Work to be completed
Exactly as given, write out the lines from the one containing "Convert this screenshot" through the end of the listing, with both ends included and nothing else.

Dataset
-- begin --
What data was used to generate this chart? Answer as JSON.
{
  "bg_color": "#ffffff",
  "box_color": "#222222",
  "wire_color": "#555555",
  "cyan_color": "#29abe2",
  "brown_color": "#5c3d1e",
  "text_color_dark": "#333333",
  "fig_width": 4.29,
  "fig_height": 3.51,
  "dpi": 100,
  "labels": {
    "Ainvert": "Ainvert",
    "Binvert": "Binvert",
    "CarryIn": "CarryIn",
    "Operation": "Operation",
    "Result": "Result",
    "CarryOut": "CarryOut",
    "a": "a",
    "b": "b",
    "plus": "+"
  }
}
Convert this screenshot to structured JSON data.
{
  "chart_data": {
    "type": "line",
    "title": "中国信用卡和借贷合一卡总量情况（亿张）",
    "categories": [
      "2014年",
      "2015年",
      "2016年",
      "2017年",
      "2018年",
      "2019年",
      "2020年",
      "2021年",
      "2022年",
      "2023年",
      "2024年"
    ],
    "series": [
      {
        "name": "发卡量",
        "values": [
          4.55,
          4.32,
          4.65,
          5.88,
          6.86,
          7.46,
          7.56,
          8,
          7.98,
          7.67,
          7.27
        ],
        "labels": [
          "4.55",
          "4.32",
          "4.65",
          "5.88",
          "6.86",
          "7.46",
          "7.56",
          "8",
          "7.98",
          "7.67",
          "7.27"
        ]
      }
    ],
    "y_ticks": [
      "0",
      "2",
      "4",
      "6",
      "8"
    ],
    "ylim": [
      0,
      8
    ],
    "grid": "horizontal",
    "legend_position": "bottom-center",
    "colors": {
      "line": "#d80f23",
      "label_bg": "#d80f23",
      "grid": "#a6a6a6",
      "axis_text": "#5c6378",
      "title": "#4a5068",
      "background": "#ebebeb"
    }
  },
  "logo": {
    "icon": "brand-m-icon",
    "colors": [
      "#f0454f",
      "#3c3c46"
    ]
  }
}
-- end --
Result below
Convert this screenshot to structured JSON data.
{
  "chart_data": {
    "type": "line",
    "title": "中国信用卡和借贷合一卡总量情况（亿张）",
    "categories": [
      "2014年",
      "2015年",
      "2016年",
      "2017年",
      "2018年",
      "2019年",
      "2020年",
      "2021年",
      "2022年",
      "2023年",
      "2024年"
    ],
    "series": [
      {
        "name": "发卡量",
        "values": [
          4.55,
          4.32,
          4.65,
          5.88,
          6.86,
          7.46,
          7.56,
          8,
          7.98,
          7.67,
          7.27
        ],
        "labels": [
          "4.55",
          "4.32",
          "4.65",
          "5.88",
          "6.86",
          "7.46",
          "7.56",
          "8",
          "7.98",
          "7.67",
          "7.27"
        ]
      }
    ],
    "y_ticks": [
      "0",
      "2",
      "4",
      "6",
      "8"
    ],
    "ylim": [
      0,
      8
    ],
    "grid": "horizontal",
    "legend_position": "bottom-center",
    "colors": {
      "line": "#d80f23",
      "label_bg": "#d80f23",
      "grid": "#a6a6a6",
      "axis_text": "#5c6378",
      "title": "#4a5068",
      "background": "#ebebeb"
    }
  },
  "logo": {
    "icon": "brand-m-icon",
    "colors": [
      "#f0454f",
      "#3c3c46"
    ]
  }
}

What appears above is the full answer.